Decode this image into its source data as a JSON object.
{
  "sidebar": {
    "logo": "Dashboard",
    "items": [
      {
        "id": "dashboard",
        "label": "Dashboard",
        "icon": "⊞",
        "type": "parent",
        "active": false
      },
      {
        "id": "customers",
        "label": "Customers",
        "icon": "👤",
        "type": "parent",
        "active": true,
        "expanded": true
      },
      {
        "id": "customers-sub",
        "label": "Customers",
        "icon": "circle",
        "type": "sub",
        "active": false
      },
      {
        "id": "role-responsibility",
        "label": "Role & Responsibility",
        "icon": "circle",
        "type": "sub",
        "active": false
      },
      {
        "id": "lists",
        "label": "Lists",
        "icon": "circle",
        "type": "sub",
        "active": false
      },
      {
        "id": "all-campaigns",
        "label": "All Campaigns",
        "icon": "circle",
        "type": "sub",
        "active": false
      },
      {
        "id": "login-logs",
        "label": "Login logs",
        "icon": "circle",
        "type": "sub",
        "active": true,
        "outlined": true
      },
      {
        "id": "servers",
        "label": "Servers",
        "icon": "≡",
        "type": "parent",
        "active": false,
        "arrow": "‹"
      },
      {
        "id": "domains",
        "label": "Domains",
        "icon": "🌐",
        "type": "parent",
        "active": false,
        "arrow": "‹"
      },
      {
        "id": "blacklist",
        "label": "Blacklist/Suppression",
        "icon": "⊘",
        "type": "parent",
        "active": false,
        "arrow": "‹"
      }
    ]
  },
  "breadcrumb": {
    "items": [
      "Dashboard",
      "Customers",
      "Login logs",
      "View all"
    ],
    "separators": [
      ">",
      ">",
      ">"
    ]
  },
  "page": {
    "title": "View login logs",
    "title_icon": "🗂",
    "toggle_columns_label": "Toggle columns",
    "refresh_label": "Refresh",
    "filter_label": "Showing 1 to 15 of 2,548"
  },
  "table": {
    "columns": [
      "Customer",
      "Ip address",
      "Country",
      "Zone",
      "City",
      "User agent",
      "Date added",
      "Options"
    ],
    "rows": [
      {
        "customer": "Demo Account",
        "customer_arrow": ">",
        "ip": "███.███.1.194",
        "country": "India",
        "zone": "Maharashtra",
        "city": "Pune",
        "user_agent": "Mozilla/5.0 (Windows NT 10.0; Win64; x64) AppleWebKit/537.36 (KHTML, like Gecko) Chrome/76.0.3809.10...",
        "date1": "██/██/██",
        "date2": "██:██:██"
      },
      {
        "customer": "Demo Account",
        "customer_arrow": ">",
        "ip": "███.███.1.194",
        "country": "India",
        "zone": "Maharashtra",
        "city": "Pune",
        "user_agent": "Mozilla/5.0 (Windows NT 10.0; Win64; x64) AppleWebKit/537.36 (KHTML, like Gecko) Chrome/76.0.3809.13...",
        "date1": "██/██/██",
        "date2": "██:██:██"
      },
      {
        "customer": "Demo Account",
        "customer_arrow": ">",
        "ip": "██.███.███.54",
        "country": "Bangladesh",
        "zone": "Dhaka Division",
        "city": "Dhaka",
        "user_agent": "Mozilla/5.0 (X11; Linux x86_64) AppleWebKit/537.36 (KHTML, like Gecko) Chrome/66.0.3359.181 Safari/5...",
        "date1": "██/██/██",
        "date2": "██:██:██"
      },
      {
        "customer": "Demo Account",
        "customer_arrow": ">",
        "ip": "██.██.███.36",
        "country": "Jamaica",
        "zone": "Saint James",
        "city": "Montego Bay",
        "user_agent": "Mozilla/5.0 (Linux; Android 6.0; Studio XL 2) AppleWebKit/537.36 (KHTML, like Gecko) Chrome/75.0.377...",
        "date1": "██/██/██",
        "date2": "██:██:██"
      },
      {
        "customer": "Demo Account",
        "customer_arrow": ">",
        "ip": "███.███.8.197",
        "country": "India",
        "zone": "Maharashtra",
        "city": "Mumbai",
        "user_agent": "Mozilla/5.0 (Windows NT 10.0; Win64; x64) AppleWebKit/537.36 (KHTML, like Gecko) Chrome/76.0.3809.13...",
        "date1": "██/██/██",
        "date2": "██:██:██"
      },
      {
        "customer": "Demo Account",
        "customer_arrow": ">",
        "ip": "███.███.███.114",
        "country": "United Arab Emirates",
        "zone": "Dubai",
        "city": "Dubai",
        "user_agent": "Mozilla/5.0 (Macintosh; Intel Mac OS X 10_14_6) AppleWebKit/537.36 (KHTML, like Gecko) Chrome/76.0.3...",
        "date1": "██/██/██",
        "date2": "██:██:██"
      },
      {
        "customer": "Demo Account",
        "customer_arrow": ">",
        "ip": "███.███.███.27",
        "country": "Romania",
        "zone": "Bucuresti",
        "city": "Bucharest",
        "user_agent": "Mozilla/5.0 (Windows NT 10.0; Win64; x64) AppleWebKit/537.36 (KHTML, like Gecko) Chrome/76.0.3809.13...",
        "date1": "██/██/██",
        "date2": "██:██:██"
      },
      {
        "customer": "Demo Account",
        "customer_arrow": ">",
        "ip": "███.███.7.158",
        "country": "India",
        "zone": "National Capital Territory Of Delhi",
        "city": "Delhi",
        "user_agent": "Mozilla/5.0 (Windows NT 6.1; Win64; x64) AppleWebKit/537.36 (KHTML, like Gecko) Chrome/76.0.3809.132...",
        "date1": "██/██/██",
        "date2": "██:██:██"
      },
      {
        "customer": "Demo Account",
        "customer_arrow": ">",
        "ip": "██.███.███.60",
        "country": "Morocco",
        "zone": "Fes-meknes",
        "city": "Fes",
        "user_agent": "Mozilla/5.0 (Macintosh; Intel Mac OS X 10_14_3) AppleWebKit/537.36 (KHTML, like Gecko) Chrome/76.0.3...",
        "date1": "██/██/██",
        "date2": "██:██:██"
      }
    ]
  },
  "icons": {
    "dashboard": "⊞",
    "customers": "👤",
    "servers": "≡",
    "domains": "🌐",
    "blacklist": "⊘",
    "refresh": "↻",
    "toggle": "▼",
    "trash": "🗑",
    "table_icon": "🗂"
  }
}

·····

__INSTRUCTION__.
Repeat the data above, word for word.

__RESPONSE__.
Decode this image into its source data as a JSON object.
{
  "sidebar": {
    "logo": "Dashboard",
    "items": [
      {
        "id": "dashboard",
        "label": "Dashboard",
        "icon": "⊞",
        "type": "parent",
        "active": false
      },
      {
        "id": "customers",
        "label": "Customers",
        "icon": "👤",
        "type": "parent",
        "active": true,
        "expanded": true
      },
      {
        "id": "customers-sub",
        "label": "Customers",
        "icon": "circle",
        "type": "sub",
        "active": false
      },
      {
        "id": "role-responsibility",
        "label": "Role & Responsibility",
        "icon": "circle",
        "type": "sub",
        "active": false
      },
      {
        "id": "lists",
        "label": "Lists",
        "icon": "circle",
        "type": "sub",
        "active": false
      },
      {
        "id": "all-campaigns",
        "label": "All Campaigns",
        "icon": "circle",
        "type": "sub",
        "active": false
      },
      {
        "id": "login-logs",
        "label": "Login logs",
        "icon": "circle",
        "type": "sub",
        "active": true,
        "outlined": true
      },
      {
        "id": "servers",
        "label": "Servers",
        "icon": "≡",
        "type": "parent",
        "active": false,
        "arrow": "‹"
      },
      {
        "id": "domains",
        "label": "Domains",
        "icon": "🌐",
        "type": "parent",
        "active": false,
        "arrow": "‹"
      },
      {
        "id": "blacklist",
        "label": "Blacklist/Suppression",
        "icon": "⊘",
        "type": "parent",
        "active": false,
        "arrow": "‹"
      }
    ]
  },
  "breadcrumb": {
    "items": [
      "Dashboard",
      "Customers",
      "Login logs",
      "View all"
    ],
    "separators": [
      ">",
      ">",
      ">"
    ]
  },
  "page": {
    "title": "View login logs",
    "title_icon": "🗂",
    "toggle_columns_label": "Toggle columns",
    "refresh_label": "Refresh",
    "filter_label": "Showing 1 to 15 of 2,548"
  },
  "table": {
    "columns": [
      "Customer",
      "Ip address",
      "Country",
      "Zone",
      "City",
      "User agent",
      "Date added",
      "Options"
    ],
    "rows": [
      {
        "customer": "Demo Account",
        "customer_arrow": ">",
        "ip": "███.███.1.194",
        "country": "India",
        "zone": "Maharashtra",
        "city": "Pune",
        "user_agent": "Mozilla/5.0 (Windows NT 10.0; Win64; x64) AppleWebKit/537.36 (KHTML, like Gecko) Chrome/76.0.3809.10...",
        "date1": "██/██/██",
        "date2": "██:██:██"
      },
      {
        "customer": "Demo Account",
        "customer_arrow": ">",
        "ip": "███.███.1.194",
        "country": "India",
        "zone": "Maharashtra",
        "city": "Pune",
        "user_agent": "Mozilla/5.0 (Windows NT 10.0; Win64; x64) AppleWebKit/537.36 (KHTML, like Gecko) Chrome/76.0.3809.13...",
        "date1": "██/██/██",
        "date2": "██:██:██"
      },
      {
        "customer": "Demo Account",
        "customer_arrow": ">",
        "ip": "██.███.███.54",
        "country": "Bangladesh",
        "zone": "Dhaka Division",
        "city": "Dhaka",
        "user_agent": "Mozilla/5.0 (X11; Linux x86_64) AppleWebKit/537.36 (KHTML, like Gecko) Chrome/66.0.3359.181 Safari/5...",
        "date1": "██/██/██",
        "date2": "██:██:██"
      },
      {
        "customer": "Demo Account",
        "customer_arrow": ">",
        "ip": "██.██.███.36",
        "country": "Jamaica",
        "zone": "Saint James",
        "city": "Montego Bay",
        "user_agent": "Mozilla/5.0 (Linux; Android 6.0; Studio XL 2) AppleWebKit/537.36 (KHTML, like Gecko) Chrome/75.0.377...",
        "date1": "██/██/██",
        "date2": "██:██:██"
      },
      {
        "customer": "Demo Account",
        "customer_arrow": ">",
        "ip": "███.███.8.197",
        "country": "India",
        "zone": "Maharashtra",
        "city": "Mumbai",
        "user_agent": "Mozilla/5.0 (Windows NT 10.0; Win64; x64) AppleWebKit/537.36 (KHTML, like Gecko) Chrome/76.0.3809.13...",
        "date1": "██/██/██",
        "date2": "██:██:██"
      },
      {
        "customer": "Demo Account",
        "customer_arrow": ">",
        "ip": "███.███.███.114",
        "country": "United Arab Emirates",
        "zone": "Dubai",
        "city": "Dubai",
        "user_agent": "Mozilla/5.0 (Macintosh; Intel Mac OS X 10_14_6) AppleWebKit/537.36 (KHTML, like Gecko) Chrome/76.0.3...",
        "date1": "██/██/██",
        "date2": "██:██:██"
      },
      {
        "customer": "Demo Account",
        "customer_arrow": ">",
        "ip": "███.███.███.27",
        "country": "Romania",
        "zone": "Bucuresti",
        "city": "Bucharest",
        "user_agent": "Mozilla/5.0 (Windows NT 10.0; Win64; x64) AppleWebKit/537.36 (KHTML, like Gecko) Chrome/76.0.3809.13...",
        "date1": "██/██/██",
        "date2": "██:██:██"
      },
      {
        "customer": "Demo Account",
        "customer_arrow": ">",
        "ip": "███.███.7.158",
        "country": "India",
        "zone": "National Capital Territory Of Delhi",
        "city": "Delhi",
        "user_agent": "Mozilla/5.0 (Windows NT 6.1; Win64; x64) AppleWebKit/537.36 (KHTML, like Gecko) Chrome/76.0.3809.132...",
        "date1": "██/██/██",
        "date2": "██:██:██"
      },
      {
        "customer": "Demo Account",
        "customer_arrow": ">",
        "ip": "██.███.███.60",
        "country": "Morocco",
        "zone": "Fes-meknes",
        "city": "Fes",
        "user_agent": "Mozilla/5.0 (Macintosh; Intel Mac OS X 10_14_3) AppleWebKit/537.36 (KHTML, like Gecko) Chrome/76.0.3...",
        "date1": "██/██/██",
        "date2": "██:██:██"
      }
    ]
  },
  "icons": {
    "dashboard": "⊞",
    "customers": "👤",
    "servers": "≡",
    "domains": "🌐",
    "blacklist": "⊘",
    "refresh": "↻",
    "toggle": "▼",
    "trash": "🗑",
    "table_icon": "🗂"
  }
}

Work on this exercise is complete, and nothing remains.